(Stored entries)
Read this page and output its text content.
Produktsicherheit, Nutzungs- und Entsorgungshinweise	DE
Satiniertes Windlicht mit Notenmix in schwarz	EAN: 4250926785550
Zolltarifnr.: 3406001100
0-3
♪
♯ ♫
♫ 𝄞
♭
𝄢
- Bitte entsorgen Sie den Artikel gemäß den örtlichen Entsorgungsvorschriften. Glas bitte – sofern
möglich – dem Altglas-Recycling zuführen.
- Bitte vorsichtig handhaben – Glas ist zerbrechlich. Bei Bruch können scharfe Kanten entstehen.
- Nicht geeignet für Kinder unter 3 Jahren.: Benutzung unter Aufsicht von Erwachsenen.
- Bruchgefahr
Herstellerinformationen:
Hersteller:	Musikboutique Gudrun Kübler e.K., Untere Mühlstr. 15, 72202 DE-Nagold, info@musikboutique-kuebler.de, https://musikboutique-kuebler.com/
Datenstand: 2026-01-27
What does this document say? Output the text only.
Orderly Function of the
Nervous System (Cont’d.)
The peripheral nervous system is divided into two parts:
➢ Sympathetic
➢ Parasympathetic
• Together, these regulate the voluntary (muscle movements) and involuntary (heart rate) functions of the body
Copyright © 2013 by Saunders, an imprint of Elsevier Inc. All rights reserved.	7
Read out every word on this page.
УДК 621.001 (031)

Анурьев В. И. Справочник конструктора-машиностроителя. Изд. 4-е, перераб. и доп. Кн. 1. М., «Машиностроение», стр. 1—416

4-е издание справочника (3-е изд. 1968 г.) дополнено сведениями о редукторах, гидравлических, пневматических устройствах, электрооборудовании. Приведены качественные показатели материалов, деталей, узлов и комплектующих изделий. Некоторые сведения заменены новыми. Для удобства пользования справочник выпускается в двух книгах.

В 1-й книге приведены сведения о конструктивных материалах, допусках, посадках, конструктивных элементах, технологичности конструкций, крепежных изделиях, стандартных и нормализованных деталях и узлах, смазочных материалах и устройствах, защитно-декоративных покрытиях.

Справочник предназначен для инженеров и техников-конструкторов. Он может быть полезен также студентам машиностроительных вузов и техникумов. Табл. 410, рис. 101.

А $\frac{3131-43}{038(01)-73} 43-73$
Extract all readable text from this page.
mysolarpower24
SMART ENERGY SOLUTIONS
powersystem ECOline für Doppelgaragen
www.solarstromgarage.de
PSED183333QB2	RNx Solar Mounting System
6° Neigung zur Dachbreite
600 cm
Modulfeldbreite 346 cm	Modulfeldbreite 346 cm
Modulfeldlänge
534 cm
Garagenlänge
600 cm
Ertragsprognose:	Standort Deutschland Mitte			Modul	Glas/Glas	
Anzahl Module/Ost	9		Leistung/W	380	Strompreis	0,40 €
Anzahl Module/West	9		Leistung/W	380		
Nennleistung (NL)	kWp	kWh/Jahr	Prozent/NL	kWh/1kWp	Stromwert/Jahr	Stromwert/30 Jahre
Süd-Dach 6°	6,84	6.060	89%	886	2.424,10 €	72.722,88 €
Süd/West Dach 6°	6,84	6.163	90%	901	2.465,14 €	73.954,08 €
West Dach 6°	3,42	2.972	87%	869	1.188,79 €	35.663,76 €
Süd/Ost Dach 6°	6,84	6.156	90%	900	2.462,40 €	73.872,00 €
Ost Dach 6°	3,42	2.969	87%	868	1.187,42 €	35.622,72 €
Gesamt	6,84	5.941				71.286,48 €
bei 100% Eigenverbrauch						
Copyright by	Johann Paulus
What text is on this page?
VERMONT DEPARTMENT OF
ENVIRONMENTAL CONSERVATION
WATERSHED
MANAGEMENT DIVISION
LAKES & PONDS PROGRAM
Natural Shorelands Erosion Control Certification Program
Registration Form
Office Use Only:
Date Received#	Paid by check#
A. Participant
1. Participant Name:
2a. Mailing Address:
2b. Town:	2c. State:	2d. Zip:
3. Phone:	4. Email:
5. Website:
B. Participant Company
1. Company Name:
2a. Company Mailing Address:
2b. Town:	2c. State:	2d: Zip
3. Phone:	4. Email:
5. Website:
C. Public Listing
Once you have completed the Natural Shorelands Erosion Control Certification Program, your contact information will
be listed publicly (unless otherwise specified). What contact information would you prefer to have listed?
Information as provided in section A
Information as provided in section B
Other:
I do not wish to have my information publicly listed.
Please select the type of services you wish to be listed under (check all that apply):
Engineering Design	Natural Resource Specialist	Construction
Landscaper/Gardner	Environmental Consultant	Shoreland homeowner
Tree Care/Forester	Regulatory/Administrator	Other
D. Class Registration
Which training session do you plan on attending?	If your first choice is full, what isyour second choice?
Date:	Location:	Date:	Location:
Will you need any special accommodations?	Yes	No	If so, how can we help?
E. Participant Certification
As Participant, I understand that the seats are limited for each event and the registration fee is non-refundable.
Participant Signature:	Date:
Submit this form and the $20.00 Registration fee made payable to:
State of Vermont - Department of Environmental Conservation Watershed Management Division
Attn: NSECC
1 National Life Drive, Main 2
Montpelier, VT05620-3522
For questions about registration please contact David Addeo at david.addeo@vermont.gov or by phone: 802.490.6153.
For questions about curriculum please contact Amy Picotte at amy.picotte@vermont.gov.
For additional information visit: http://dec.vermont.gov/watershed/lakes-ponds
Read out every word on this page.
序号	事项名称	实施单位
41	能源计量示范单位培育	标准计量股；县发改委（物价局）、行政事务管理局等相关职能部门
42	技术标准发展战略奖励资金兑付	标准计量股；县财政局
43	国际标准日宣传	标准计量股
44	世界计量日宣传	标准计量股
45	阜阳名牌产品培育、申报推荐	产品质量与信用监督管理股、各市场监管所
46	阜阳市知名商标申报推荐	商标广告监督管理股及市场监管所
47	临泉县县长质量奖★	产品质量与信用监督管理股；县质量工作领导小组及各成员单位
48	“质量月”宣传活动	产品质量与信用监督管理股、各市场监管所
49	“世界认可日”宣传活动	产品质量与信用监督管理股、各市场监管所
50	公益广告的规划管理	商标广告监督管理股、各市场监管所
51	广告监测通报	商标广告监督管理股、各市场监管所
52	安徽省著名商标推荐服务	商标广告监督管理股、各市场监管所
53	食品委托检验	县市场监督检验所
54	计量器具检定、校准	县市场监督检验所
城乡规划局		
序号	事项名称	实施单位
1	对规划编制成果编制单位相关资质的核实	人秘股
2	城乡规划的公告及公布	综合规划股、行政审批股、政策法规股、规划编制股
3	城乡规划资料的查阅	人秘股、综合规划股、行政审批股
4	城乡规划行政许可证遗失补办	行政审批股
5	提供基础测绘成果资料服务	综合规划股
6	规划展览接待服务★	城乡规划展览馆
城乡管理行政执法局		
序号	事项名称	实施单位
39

#### [WORK TO BE COMPLETED]
Note each line of the entries that has "标准计量股" in it, and copy those lines.

#### [RESPONSE TO THIS EXERCISE]
41	能源计量示范单位培育	标准计量股；县发改委（物价局）、行政事务管理局等相关职能部门
42	技术标准发展战略奖励资金兑付	标准计量股；县财政局
43	国际标准日宣传	标准计量股
44	世界计量日宣传	标准计量股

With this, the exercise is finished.